## Exercise prompt
Gather each line containing the string "luciferase" from these entries.

(Figure record extracts)
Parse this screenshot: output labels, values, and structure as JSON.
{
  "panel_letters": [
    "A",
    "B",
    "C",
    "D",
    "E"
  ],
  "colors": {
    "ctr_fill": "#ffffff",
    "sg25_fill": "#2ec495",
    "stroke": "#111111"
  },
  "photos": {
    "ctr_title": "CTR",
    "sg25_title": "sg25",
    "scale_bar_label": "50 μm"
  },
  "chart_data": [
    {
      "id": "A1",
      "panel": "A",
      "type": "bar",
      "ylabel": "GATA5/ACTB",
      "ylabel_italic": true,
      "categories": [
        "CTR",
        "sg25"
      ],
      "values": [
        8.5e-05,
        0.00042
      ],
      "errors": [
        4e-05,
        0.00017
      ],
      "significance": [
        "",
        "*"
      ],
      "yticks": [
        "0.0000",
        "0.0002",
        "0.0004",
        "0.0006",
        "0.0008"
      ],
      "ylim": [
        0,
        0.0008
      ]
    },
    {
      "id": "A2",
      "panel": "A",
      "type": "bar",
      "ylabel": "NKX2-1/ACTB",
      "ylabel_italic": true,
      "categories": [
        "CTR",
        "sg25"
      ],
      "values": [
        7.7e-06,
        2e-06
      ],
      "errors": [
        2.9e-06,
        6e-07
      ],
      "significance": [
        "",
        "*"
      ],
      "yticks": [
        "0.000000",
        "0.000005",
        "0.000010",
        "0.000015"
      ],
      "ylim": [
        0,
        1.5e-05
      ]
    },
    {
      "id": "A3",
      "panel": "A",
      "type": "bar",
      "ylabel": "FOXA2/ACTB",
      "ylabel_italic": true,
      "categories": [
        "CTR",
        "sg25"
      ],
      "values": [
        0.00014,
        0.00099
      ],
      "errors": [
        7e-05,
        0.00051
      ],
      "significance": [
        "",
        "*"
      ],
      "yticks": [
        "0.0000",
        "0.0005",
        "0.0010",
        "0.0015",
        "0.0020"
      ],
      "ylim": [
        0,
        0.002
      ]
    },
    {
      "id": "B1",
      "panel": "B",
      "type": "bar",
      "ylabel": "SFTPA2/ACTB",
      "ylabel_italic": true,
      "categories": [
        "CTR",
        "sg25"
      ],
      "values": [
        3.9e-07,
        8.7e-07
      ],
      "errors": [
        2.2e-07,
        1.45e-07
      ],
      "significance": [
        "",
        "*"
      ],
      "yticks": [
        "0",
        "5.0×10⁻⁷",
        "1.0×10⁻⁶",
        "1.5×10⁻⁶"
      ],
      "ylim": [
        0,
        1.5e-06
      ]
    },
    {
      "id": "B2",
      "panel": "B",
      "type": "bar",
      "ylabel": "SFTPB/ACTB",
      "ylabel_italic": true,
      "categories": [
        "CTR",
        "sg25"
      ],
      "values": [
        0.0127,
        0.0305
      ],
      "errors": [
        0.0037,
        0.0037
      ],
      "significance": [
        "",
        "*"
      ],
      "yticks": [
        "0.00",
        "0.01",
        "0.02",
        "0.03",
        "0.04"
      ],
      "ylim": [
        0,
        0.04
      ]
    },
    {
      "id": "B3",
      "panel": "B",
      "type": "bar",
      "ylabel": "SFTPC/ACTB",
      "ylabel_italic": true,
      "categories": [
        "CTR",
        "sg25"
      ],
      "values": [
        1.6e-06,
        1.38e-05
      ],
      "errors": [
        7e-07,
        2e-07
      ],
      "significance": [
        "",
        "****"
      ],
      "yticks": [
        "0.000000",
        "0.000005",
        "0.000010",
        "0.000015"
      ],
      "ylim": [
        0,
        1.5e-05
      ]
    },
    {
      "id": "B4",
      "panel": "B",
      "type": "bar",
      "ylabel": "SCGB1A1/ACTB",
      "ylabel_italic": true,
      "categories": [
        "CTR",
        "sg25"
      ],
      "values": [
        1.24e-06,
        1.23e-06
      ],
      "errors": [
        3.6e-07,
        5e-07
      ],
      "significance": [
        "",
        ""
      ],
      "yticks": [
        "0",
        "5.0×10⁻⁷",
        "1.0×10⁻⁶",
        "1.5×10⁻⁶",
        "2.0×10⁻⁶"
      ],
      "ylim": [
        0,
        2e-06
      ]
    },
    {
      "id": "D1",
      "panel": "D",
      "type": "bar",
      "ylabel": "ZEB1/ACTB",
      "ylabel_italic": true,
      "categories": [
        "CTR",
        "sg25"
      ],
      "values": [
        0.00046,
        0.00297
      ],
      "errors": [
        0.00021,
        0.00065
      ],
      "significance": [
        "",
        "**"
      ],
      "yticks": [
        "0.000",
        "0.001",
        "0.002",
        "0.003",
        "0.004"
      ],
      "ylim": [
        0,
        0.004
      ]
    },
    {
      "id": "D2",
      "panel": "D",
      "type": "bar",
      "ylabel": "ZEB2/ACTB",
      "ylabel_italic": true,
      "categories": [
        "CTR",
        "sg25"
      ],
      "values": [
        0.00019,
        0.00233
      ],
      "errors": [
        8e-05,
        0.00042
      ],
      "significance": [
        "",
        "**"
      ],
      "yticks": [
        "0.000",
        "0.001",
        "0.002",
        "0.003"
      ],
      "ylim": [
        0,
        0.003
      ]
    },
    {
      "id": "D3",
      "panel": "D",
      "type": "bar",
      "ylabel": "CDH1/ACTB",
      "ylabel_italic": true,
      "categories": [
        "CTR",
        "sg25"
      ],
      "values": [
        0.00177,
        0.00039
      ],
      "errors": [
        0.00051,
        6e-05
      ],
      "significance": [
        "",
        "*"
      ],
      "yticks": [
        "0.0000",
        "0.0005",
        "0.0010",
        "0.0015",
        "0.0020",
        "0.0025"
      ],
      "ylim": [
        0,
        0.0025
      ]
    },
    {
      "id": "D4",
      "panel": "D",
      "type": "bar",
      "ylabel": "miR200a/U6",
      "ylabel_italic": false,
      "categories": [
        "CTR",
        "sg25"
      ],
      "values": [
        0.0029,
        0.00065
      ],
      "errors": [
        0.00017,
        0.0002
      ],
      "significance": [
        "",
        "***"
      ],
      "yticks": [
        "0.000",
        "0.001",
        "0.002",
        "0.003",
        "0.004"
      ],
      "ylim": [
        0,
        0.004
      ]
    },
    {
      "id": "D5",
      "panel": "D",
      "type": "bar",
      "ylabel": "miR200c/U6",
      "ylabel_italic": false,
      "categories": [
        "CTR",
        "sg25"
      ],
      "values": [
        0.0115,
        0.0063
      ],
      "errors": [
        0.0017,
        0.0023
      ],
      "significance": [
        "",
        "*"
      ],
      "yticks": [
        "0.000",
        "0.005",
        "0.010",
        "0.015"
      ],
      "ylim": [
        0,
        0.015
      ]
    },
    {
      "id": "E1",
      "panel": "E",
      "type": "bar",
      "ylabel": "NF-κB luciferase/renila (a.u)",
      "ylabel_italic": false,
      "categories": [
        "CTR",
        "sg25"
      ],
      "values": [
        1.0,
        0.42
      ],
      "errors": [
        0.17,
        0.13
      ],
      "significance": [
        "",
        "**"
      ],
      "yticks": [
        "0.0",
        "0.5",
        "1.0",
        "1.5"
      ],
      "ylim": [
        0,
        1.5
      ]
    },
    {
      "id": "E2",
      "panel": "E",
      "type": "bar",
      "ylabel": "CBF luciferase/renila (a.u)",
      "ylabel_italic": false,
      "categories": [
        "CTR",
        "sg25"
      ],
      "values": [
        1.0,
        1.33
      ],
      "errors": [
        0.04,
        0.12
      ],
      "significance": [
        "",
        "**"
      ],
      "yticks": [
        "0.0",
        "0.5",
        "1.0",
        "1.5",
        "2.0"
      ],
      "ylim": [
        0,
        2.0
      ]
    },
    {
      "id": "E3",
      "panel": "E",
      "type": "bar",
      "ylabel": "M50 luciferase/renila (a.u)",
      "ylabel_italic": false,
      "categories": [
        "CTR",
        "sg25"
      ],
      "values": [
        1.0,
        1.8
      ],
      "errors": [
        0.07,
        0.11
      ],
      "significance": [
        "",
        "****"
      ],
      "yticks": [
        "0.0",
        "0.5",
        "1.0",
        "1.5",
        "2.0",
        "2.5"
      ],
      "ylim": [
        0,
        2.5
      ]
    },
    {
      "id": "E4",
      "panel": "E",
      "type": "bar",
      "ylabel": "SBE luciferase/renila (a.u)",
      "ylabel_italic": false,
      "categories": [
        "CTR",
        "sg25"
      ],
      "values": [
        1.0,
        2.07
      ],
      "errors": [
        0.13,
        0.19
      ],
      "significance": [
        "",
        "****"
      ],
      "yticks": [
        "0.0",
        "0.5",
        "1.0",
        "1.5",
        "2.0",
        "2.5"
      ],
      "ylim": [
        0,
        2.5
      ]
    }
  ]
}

## Result of the exercise
      "ylabel": "NF-κB luciferase/renila (a.u)",
      "ylabel": "CBF luciferase/renila (a.u)",
      "ylabel": "M50 luciferase/renila (a.u)",
      "ylabel": "SBE luciferase/renila (a.u)",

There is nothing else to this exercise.